* PROVIDED RECORDS:
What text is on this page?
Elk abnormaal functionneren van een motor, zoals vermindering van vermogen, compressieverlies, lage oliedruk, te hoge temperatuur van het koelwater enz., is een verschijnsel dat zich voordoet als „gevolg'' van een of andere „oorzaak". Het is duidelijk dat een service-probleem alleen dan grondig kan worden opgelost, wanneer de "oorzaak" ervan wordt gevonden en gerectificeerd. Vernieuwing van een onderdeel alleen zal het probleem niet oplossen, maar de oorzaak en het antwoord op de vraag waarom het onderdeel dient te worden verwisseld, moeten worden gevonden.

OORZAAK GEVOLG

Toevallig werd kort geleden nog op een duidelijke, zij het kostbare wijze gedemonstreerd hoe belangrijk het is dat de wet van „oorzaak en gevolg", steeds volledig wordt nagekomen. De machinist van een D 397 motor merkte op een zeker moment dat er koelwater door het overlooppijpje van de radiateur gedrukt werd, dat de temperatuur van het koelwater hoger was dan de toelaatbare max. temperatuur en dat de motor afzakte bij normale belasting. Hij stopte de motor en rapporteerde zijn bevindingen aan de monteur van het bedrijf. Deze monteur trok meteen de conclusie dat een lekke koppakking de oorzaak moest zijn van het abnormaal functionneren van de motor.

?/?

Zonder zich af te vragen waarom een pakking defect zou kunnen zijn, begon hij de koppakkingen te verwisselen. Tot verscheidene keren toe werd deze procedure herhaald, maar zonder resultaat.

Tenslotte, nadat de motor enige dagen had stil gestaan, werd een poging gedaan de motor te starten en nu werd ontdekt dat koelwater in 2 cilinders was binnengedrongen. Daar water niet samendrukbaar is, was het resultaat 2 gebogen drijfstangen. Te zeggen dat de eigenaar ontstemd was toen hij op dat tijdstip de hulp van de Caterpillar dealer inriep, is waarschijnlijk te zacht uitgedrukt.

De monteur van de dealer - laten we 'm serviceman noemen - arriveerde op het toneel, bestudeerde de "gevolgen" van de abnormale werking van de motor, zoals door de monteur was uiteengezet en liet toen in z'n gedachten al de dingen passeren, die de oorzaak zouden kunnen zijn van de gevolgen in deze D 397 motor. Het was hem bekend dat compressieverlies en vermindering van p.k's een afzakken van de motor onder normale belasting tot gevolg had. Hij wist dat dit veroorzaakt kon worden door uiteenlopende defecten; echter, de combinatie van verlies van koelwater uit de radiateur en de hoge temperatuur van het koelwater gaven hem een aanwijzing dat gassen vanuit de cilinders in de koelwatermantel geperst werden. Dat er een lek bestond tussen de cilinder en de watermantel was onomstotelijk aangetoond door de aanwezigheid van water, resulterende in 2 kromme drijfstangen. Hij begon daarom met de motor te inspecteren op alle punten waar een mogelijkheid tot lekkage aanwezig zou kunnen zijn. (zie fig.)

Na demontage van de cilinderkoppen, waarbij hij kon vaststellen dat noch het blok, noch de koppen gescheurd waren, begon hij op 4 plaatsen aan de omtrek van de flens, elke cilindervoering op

* PROBLEM: Show every line from the entries above in which the word "resultaat" appears.

* ANSWER TO THE PROBLEM:
Zonder zich af te vragen waarom een pakking defect zou kunnen zijn, begon hij de koppakkingen te verwisselen. Tot verscheidene keren toe werd deze procedure herhaald, maar zonder resultaat.
Tenslotte, nadat de motor enige dagen had stil gestaan, werd een poging gedaan de motor te starten en nu werd ontdekt dat koelwater in 2 cilinders was binnengedrongen. Daar water niet samendrukbaar is, was het resultaat 2 gebogen drijfstangen. Te zeggen dat de eigenaar ontstemd was toen hij op dat tijdstip de hulp van de Caterpillar dealer inriep, is waarschijnlijk te zacht uitgedrukt.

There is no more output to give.